* **What to produce**
Set down the full listing exactly, character for character.

* **Task material**

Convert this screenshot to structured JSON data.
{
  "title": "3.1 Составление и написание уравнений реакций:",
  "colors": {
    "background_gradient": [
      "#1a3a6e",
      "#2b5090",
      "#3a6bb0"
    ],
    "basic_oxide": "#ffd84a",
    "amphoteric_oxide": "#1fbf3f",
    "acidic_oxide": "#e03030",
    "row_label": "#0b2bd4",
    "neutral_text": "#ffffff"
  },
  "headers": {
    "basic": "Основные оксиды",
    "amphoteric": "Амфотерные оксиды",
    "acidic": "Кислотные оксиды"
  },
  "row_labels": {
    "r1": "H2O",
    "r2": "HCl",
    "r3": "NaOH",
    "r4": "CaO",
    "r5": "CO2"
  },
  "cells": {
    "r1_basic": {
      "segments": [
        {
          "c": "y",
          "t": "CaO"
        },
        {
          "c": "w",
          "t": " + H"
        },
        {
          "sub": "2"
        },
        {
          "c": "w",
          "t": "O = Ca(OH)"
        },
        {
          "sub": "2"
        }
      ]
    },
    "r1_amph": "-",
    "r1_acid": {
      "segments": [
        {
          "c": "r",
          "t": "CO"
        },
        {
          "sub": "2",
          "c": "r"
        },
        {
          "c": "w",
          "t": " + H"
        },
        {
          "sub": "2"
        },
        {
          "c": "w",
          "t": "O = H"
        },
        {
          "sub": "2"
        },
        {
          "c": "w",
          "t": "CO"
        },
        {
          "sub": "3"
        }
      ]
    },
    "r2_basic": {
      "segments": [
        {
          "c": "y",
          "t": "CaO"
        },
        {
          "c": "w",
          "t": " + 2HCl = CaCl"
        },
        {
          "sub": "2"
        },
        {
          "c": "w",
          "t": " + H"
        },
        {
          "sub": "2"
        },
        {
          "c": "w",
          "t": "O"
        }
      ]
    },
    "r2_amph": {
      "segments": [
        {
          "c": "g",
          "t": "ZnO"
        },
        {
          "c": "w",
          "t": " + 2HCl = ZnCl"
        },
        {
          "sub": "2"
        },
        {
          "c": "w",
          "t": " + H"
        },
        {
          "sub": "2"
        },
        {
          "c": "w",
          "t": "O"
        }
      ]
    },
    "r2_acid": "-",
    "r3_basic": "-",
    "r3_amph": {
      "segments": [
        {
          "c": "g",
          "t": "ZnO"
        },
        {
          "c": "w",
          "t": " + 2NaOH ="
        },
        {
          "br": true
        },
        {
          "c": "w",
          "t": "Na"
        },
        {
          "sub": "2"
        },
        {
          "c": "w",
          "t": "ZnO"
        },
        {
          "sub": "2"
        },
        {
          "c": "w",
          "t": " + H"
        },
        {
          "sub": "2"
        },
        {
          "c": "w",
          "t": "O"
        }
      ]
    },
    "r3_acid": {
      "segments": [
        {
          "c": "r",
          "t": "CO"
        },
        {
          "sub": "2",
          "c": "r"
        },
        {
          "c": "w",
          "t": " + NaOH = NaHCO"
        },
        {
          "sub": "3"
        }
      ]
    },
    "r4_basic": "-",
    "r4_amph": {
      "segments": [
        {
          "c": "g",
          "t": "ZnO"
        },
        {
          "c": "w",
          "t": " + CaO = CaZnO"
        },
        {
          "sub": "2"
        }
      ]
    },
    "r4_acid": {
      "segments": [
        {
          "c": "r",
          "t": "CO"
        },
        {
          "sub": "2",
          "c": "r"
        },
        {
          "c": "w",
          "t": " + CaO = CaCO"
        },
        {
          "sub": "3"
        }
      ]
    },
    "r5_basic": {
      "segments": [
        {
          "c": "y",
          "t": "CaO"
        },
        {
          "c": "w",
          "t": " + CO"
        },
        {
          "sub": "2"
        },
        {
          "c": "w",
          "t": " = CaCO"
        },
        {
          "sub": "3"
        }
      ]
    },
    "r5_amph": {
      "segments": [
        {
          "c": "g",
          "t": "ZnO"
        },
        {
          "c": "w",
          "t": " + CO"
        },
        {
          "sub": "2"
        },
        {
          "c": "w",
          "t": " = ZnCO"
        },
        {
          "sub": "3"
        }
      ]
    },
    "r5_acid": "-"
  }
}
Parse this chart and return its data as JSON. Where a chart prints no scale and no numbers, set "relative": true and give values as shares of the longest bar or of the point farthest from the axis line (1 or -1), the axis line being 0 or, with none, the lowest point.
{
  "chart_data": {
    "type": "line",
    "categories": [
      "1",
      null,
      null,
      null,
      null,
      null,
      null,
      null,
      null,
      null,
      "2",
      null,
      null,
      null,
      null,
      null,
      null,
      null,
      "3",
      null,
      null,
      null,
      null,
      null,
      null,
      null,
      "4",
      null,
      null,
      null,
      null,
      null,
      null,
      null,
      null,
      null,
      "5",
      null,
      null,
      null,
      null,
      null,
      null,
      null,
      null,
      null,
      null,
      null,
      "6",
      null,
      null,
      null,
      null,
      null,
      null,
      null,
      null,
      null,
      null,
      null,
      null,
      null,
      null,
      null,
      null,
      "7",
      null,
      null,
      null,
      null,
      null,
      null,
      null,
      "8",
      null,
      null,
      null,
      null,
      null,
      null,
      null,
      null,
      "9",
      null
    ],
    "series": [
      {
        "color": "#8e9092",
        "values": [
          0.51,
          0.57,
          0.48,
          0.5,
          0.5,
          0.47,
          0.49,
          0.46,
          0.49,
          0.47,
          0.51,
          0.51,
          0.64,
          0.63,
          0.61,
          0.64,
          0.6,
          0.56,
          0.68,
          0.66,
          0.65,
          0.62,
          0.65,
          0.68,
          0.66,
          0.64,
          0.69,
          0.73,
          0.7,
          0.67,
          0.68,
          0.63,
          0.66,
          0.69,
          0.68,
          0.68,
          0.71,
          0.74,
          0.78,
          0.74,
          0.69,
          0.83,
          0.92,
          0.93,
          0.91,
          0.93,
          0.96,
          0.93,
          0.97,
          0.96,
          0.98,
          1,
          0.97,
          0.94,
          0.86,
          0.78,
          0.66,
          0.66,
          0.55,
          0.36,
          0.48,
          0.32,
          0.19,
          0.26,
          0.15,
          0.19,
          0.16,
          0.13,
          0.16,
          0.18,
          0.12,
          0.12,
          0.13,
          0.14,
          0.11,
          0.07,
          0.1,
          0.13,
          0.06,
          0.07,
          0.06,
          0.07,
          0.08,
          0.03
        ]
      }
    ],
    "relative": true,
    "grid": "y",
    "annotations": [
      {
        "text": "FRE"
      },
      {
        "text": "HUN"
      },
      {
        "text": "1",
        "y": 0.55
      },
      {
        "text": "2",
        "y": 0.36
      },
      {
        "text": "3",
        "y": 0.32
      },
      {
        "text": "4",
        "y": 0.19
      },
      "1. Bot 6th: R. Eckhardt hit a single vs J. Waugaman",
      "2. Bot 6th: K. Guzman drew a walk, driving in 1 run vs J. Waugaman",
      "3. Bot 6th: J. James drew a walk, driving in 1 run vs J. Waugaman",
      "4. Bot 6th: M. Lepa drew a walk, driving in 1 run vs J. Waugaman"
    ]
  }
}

* **Exercise response**
Convert this screenshot to structured JSON data.
{
  "title": "3.1 Составление и написание уравнений реакций:",
  "colors": {
    "background_gradient": [
      "#1a3a6e",
      "#2b5090",
      "#3a6bb0"
    ],
    "basic_oxide": "#ffd84a",
    "amphoteric_oxide": "#1fbf3f",
    "acidic_oxide": "#e03030",
    "row_label": "#0b2bd4",
    "neutral_text": "#ffffff"
  },
  "headers": {
    "basic": "Основные оксиды",
    "amphoteric": "Амфотерные оксиды",
    "acidic": "Кислотные оксиды"
  },
  "row_labels": {
    "r1": "H2O",
    "r2": "HCl",
    "r3": "NaOH",
    "r4": "CaO",
    "r5": "CO2"
  },
  "cells": {
    "r1_basic": {
      "segments": [
        {
          "c": "y",
          "t": "CaO"
        },
        {
          "c": "w",
          "t": " + H"
        },
        {
          "sub": "2"
        },
        {
          "c": "w",
          "t": "O = Ca(OH)"
        },
        {
          "sub": "2"
        }
      ]
    },
    "r1_amph": "-",
    "r1_acid": {
      "segments": [
        {
          "c": "r",
          "t": "CO"
        },
        {
          "sub": "2",
          "c": "r"
        },
        {
          "c": "w",
          "t": " + H"
        },
        {
          "sub": "2"
        },
        {
          "c": "w",
          "t": "O = H"
        },
        {
          "sub": "2"
        },
        {
          "c": "w",
          "t": "CO"
        },
        {
          "sub": "3"
        }
      ]
    },
    "r2_basic": {
      "segments": [
        {
          "c": "y",
          "t": "CaO"
        },
        {
          "c": "w",
          "t": " + 2HCl = CaCl"
        },
        {
          "sub": "2"
        },
        {
          "c": "w",
          "t": " + H"
        },
        {
          "sub": "2"
        },
        {
          "c": "w",
          "t": "O"
        }
      ]
    },
    "r2_amph": {
      "segments": [
        {
          "c": "g",
          "t": "ZnO"
        },
        {
          "c": "w",
          "t": " + 2HCl = ZnCl"
        },
        {
          "sub": "2"
        },
        {
          "c": "w",
          "t": " + H"
        },
        {
          "sub": "2"
        },
        {
          "c": "w",
          "t": "O"
        }
      ]
    },
    "r2_acid": "-",
    "r3_basic": "-",
    "r3_amph": {
      "segments": [
        {
          "c": "g",
          "t": "ZnO"
        },
        {
          "c": "w",
          "t": " + 2NaOH ="
        },
        {
          "br": true
        },
        {
          "c": "w",
          "t": "Na"
        },
        {
          "sub": "2"
        },
        {
          "c": "w",
          "t": "ZnO"
        },
        {
          "sub": "2"
        },
        {
          "c": "w",
          "t": " + H"
        },
        {
          "sub": "2"
        },
        {
          "c": "w",
          "t": "O"
        }
      ]
    },
    "r3_acid": {
      "segments": [
        {
          "c": "r",
          "t": "CO"
        },
        {
          "sub": "2",
          "c": "r"
        },
        {
          "c": "w",
          "t": " + NaOH = NaHCO"
        },
        {
          "sub": "3"
        }
      ]
    },
    "r4_basic": "-",
    "r4_amph": {
      "segments": [
        {
          "c": "g",
          "t": "ZnO"
        },
        {
          "c": "w",
          "t": " + CaO = CaZnO"
        },
        {
          "sub": "2"
        }
      ]
    },
    "r4_acid": {
      "segments": [
        {
          "c": "r",
          "t": "CO"
        },
        {
          "sub": "2",
          "c": "r"
        },
        {
          "c": "w",
          "t": " + CaO = CaCO"
        },
        {
          "sub": "3"
        }
      ]
    },
    "r5_basic": {
      "segments": [
        {
          "c": "y",
          "t": "CaO"
        },
        {
          "c": "w",
          "t": " + CO"
        },
        {
          "sub": "2"
        },
        {
          "c": "w",
          "t": " = CaCO"
        },
        {
          "sub": "3"
        }
      ]
    },
    "r5_amph": {
      "segments": [
        {
          "c": "g",
          "t": "ZnO"
        },
        {
          "c": "w",
          "t": " + CO"
        },
        {
          "sub": "2"
        },
        {
          "c": "w",
          "t": " = ZnCO"
        },
        {
          "sub": "3"
        }
      ]
    },
    "r5_acid": "-"
  }
}
Parse this chart and return its data as JSON. Where a chart prints no scale and no numbers, set "relative": true and give values as shares of the longest bar or of the point farthest from the axis line (1 or -1), the axis line being 0 or, with none, the lowest point.
{
  "chart_data": {
    "type": "line",
    "categories": [
      "1",
      null,
      null,
      null,
      null,
      null,
      null,
      null,
      null,
      null,
      "2",
      null,
      null,
      null,
      null,
      null,
      null,
      null,
      "3",
      null,
      null,
      null,
      null,
      null,
      null,
      null,
      "4",
      null,
      null,
      null,
      null,
      null,
      null,
      null,
      null,
      null,
      "5",
      null,
      null,
      null,
      null,
      null,
      null,
      null,
      null,
      null,
      null,
      null,
      "6",
      null,
      null,
      null,
      null,
      null,
      null,
      null,
      null,
      null,
      null,
      null,
      null,
      null,
      null,
      null,
      null,
      "7",
      null,
      null,
      null,
      null,
      null,
      null,
      null,
      "8",
      null,
      null,
      null,
      null,
      null,
      null,
      null,
      null,
      "9",
      null
    ],
    "series": [
      {
        "color": "#8e9092",
        "values": [
          0.51,
          0.57,
          0.48,
          0.5,
          0.5,
          0.47,
          0.49,
          0.46,
          0.49,
          0.47,
          0.51,
          0.51,
          0.64,
          0.63,
          0.61,
          0.64,
          0.6,
          0.56,
          0.68,
          0.66,
          0.65,
          0.62,
          0.65,
          0.68,
          0.66,
          0.64,
          0.69,
          0.73,
          0.7,
          0.67,
          0.68,
          0.63,
          0.66,
          0.69,
          0.68,
          0.68,
          0.71,
          0.74,
          0.78,
          0.74,
          0.69,
          0.83,
          0.92,
          0.93,
          0.91,
          0.93,
          0.96,
          0.93,
          0.97,
          0.96,
          0.98,
          1,
          0.97,
          0.94,
          0.86,
          0.78,
          0.66,
          0.66,
          0.55,
          0.36,
          0.48,
          0.32,
          0.19,
          0.26,
          0.15,
          0.19,
          0.16,
          0.13,
          0.16,
          0.18,
          0.12,
          0.12,
          0.13,
          0.14,
          0.11,
          0.07,
          0.1,
          0.13,
          0.06,
          0.07,
          0.06,
          0.07,
          0.08,
          0.03
        ]
      }
    ],
    "relative": true,
    "grid": "y",
    "annotations": [
      {
        "text": "FRE"
      },
      {
        "text": "HUN"
      },
      {
        "text": "1",
        "y": 0.55
      },
      {
        "text": "2",
        "y": 0.36
      },
      {
        "text": "3",
        "y": 0.32
      },
      {
        "text": "4",
        "y": 0.19
      },
      "1. Bot 6th: R. Eckhardt hit a single vs J. Waugaman",
      "2. Bot 6th: K. Guzman drew a walk, driving in 1 run vs J. Waugaman",
      "3. Bot 6th: J. James drew a walk, driving in 1 run vs J. Waugaman",
      "4. Bot 6th: M. Lepa drew a walk, driving in 1 run vs J. Waugaman"
    ]
  }
}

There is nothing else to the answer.